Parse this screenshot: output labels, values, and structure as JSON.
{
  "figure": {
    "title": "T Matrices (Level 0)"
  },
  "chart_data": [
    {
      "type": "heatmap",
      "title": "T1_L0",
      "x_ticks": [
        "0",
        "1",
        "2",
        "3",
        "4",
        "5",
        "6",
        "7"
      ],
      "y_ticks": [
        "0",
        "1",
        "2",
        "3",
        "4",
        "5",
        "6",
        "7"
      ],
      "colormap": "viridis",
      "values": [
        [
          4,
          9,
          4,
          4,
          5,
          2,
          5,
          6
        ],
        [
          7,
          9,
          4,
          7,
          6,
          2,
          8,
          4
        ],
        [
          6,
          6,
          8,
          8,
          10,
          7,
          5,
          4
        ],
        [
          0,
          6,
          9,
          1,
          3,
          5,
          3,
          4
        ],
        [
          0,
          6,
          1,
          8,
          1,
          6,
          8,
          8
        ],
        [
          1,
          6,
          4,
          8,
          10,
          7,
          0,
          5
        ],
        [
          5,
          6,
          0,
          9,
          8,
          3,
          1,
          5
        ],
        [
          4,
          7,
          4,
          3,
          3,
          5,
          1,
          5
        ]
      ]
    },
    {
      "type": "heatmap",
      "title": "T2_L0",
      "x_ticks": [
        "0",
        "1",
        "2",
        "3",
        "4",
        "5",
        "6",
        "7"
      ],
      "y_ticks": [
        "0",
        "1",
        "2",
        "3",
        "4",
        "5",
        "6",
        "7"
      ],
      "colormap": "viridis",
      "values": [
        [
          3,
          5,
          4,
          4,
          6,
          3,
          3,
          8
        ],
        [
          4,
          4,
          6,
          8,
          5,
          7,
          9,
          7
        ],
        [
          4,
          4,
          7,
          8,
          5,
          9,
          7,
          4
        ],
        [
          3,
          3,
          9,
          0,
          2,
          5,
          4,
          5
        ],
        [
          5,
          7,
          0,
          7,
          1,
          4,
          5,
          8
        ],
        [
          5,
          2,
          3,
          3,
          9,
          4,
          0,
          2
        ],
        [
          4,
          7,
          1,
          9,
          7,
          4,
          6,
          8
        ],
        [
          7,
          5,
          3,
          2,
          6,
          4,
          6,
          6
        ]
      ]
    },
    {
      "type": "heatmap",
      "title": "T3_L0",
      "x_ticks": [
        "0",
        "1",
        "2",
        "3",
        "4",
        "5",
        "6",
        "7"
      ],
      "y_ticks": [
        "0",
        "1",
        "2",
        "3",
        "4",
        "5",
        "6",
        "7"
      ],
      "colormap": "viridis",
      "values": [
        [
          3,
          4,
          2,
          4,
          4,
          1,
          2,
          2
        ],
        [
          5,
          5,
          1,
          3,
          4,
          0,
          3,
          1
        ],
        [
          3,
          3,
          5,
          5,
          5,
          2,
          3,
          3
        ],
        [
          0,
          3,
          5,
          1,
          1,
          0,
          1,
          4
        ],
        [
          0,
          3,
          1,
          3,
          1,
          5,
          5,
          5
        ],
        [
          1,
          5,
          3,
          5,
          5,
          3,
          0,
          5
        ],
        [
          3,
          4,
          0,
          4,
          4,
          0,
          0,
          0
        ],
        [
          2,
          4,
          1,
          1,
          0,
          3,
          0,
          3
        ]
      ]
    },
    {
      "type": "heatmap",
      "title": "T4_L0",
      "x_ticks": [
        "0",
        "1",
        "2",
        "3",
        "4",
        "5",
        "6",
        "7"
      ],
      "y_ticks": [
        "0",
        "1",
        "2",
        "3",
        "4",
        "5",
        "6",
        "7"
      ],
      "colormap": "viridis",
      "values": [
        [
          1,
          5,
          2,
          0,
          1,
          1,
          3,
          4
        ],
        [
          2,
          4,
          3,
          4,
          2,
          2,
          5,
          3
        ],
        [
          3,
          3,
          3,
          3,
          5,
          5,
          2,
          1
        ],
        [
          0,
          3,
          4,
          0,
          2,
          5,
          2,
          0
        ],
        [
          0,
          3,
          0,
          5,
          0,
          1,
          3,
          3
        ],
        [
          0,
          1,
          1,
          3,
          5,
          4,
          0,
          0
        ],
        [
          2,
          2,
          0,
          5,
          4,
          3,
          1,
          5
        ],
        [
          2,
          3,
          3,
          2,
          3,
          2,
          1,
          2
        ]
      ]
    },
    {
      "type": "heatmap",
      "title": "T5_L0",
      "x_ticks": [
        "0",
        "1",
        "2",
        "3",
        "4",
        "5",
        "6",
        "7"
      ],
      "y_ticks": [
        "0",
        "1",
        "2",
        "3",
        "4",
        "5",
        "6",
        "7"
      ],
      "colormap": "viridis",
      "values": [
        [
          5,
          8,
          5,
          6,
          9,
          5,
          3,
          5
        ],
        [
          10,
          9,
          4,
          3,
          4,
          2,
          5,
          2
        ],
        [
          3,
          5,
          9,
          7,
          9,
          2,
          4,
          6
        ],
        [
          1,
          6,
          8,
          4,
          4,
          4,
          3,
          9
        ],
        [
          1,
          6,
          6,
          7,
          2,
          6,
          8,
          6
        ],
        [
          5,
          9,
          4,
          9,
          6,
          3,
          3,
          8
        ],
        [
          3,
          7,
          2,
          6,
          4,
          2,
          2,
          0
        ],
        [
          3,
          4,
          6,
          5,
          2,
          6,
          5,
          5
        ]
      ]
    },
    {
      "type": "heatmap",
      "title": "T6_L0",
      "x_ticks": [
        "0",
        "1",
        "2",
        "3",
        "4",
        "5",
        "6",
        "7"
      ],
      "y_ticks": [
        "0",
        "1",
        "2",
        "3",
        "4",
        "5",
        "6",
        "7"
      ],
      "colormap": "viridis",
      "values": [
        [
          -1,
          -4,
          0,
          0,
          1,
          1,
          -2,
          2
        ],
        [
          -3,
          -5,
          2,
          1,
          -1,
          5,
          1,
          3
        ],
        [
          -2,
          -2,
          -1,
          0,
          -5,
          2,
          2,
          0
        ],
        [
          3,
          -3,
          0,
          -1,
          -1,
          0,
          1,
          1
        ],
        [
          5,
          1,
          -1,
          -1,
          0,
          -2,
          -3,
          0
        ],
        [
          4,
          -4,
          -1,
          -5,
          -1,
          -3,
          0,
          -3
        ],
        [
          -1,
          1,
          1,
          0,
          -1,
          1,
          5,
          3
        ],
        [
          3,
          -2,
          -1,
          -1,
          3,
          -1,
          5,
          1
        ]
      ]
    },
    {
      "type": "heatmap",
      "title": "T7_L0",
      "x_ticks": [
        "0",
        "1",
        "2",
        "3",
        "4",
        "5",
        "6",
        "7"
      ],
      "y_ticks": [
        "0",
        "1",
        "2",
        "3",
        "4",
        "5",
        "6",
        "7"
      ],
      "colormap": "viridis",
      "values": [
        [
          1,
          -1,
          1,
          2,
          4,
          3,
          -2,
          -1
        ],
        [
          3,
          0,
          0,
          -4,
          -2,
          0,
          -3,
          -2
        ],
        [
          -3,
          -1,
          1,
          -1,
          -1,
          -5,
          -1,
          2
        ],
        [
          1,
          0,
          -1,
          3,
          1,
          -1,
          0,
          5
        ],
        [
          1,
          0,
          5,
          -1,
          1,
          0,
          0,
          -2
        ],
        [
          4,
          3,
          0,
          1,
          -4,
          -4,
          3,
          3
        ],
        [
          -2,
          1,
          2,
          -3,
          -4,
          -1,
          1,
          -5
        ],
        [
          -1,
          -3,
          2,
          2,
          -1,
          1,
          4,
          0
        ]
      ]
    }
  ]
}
+---+
**Job**
Extract the complete listing above, reproducing each line exactly.

**Written solution**
Parse this screenshot: output labels, values, and structure as JSON.
{
  "figure": {
    "title": "T Matrices (Level 0)"
  },
  "chart_data": [
    {
      "type": "heatmap",
      "title": "T1_L0",
      "x_ticks": [
        "0",
        "1",
        "2",
        "3",
        "4",
        "5",
        "6",
        "7"
      ],
      "y_ticks": [
        "0",
        "1",
        "2",
        "3",
        "4",
        "5",
        "6",
        "7"
      ],
      "colormap": "viridis",
      "values": [
        [
          4,
          9,
          4,
          4,
          5,
          2,
          5,
          6
        ],
        [
          7,
          9,
          4,
          7,
          6,
          2,
          8,
          4
        ],
        [
          6,
          6,
          8,
          8,
          10,
          7,
          5,
          4
        ],
        [
          0,
          6,
          9,
          1,
          3,
          5,
          3,
          4
        ],
        [
          0,
          6,
          1,
          8,
          1,
          6,
          8,
          8
        ],
        [
          1,
          6,
          4,
          8,
          10,
          7,
          0,
          5
        ],
        [
          5,
          6,
          0,
          9,
          8,
          3,
          1,
          5
        ],
        [
          4,
          7,
          4,
          3,
          3,
          5,
          1,
          5
        ]
      ]
    },
    {
      "type": "heatmap",
      "title": "T2_L0",
      "x_ticks": [
        "0",
        "1",
        "2",
        "3",
        "4",
        "5",
        "6",
        "7"
      ],
      "y_ticks": [
        "0",
        "1",
        "2",
        "3",
        "4",
        "5",
        "6",
        "7"
      ],
      "colormap": "viridis",
      "values": [
        [
          3,
          5,
          4,
          4,
          6,
          3,
          3,
          8
        ],
        [
          4,
          4,
          6,
          8,
          5,
          7,
          9,
          7
        ],
        [
          4,
          4,
          7,
          8,
          5,
          9,
          7,
          4
        ],
        [
          3,
          3,
          9,
          0,
          2,
          5,
          4,
          5
        ],
        [
          5,
          7,
          0,
          7,
          1,
          4,
          5,
          8
        ],
        [
          5,
          2,
          3,
          3,
          9,
          4,
          0,
          2
        ],
        [
          4,
          7,
          1,
          9,
          7,
          4,
          6,
          8
        ],
        [
          7,
          5,
          3,
          2,
          6,
          4,
          6,
          6
        ]
      ]
    },
    {
      "type": "heatmap",
      "title": "T3_L0",
      "x_ticks": [
        "0",
        "1",
        "2",
        "3",
        "4",
        "5",
        "6",
        "7"
      ],
      "y_ticks": [
        "0",
        "1",
        "2",
        "3",
        "4",
        "5",
        "6",
        "7"
      ],
      "colormap": "viridis",
      "values": [
        [
          3,
          4,
          2,
          4,
          4,
          1,
          2,
          2
        ],
        [
          5,
          5,
          1,
          3,
          4,
          0,
          3,
          1
        ],
        [
          3,
          3,
          5,
          5,
          5,
          2,
          3,
          3
        ],
        [
          0,
          3,
          5,
          1,
          1,
          0,
          1,
          4
        ],
        [
          0,
          3,
          1,
          3,
          1,
          5,
          5,
          5
        ],
        [
          1,
          5,
          3,
          5,
          5,
          3,
          0,
          5
        ],
        [
          3,
          4,
          0,
          4,
          4,
          0,
          0,
          0
        ],
        [
          2,
          4,
          1,
          1,
          0,
          3,
          0,
          3
        ]
      ]
    },
    {
      "type": "heatmap",
      "title": "T4_L0",
      "x_ticks": [
        "0",
        "1",
        "2",
        "3",
        "4",
        "5",
        "6",
        "7"
      ],
      "y_ticks": [
        "0",
        "1",
        "2",
        "3",
        "4",
        "5",
        "6",
        "7"
      ],
      "colormap": "viridis",
      "values": [
        [
          1,
          5,
          2,
          0,
          1,
          1,
          3,
          4
        ],
        [
          2,
          4,
          3,
          4,
          2,
          2,
          5,
          3
        ],
        [
          3,
          3,
          3,
          3,
          5,
          5,
          2,
          1
        ],
        [
          0,
          3,
          4,
          0,
          2,
          5,
          2,
          0
        ],
        [
          0,
          3,
          0,
          5,
          0,
          1,
          3,
          3
        ],
        [
          0,
          1,
          1,
          3,
          5,
          4,
          0,
          0
        ],
        [
          2,
          2,
          0,
          5,
          4,
          3,
          1,
          5
        ],
        [
          2,
          3,
          3,
          2,
          3,
          2,
          1,
          2
        ]
      ]
    },
    {
      "type": "heatmap",
      "title": "T5_L0",
      "x_ticks": [
        "0",
        "1",
        "2",
        "3",
        "4",
        "5",
        "6",
        "7"
      ],
      "y_ticks": [
        "0",
        "1",
        "2",
        "3",
        "4",
        "5",
        "6",
        "7"
      ],
      "colormap": "viridis",
      "values": [
        [
          5,
          8,
          5,
          6,
          9,
          5,
          3,
          5
        ],
        [
          10,
          9,
          4,
          3,
          4,
          2,
          5,
          2
        ],
        [
          3,
          5,
          9,
          7,
          9,
          2,
          4,
          6
        ],
        [
          1,
          6,
          8,
          4,
          4,
          4,
          3,
          9
        ],
        [
          1,
          6,
          6,
          7,
          2,
          6,
          8,
          6
        ],
        [
          5,
          9,
          4,
          9,
          6,
          3,
          3,
          8
        ],
        [
          3,
          7,
          2,
          6,
          4,
          2,
          2,
          0
        ],
        [
          3,
          4,
          6,
          5,
          2,
          6,
          5,
          5
        ]
      ]
    },
    {
      "type": "heatmap",
      "title": "T6_L0",
      "x_ticks": [
        "0",
        "1",
        "2",
        "3",
        "4",
        "5",
        "6",
        "7"
      ],
      "y_ticks": [
        "0",
        "1",
        "2",
        "3",
        "4",
        "5",
        "6",
        "7"
      ],
      "colormap": "viridis",
      "values": [
        [
          -1,
          -4,
          0,
          0,
          1,
          1,
          -2,
          2
        ],
        [
          -3,
          -5,
          2,
          1,
          -1,
          5,
          1,
          3
        ],
        [
          -2,
          -2,
          -1,
          0,
          -5,
          2,
          2,
          0
        ],
        [
          3,
          -3,
          0,
          -1,
          -1,
          0,
          1,
          1
        ],
        [
          5,
          1,
          -1,
          -1,
          0,
          -2,
          -3,
          0
        ],
        [
          4,
          -4,
          -1,
          -5,
          -1,
          -3,
          0,
          -3
        ],
        [
          -1,
          1,
          1,
          0,
          -1,
          1,
          5,
          3
        ],
        [
          3,
          -2,
          -1,
          -1,
          3,
          -1,
          5,
          1
        ]
      ]
    },
    {
      "type": "heatmap",
      "title": "T7_L0",
      "x_ticks": [
        "0",
        "1",
        "2",
        "3",
        "4",
        "5",
        "6",
        "7"
      ],
      "y_ticks": [
        "0",
        "1",
        "2",
        "3",
        "4",
        "5",
        "6",
        "7"
      ],
      "colormap": "viridis",
      "values": [
        [
          1,
          -1,
          1,
          2,
          4,
          3,
          -2,
          -1
        ],
        [
          3,
          0,
          0,
          -4,
          -2,
          0,
          -3,
          -2
        ],
        [
          -3,
          -1,
          1,
          -1,
          -1,
          -5,
          -1,
          2
        ],
        [
          1,
          0,
          -1,
          3,
          1,
          -1,
          0,
          5
        ],
        [
          1,
          0,
          5,
          -1,
          1,
          0,
          0,
          -2
        ],
        [
          4,
          3,
          0,
          1,
          -4,
          -4,
          3,
          3
        ],
        [
          -2,
          1,
          2,
          -3,
          -4,
          -1,
          1,
          -5
        ],
        [
          -1,
          -3,
          2,
          2,
          -1,
          1,
          4,
          0
        ]
      ]
    }
  ]
}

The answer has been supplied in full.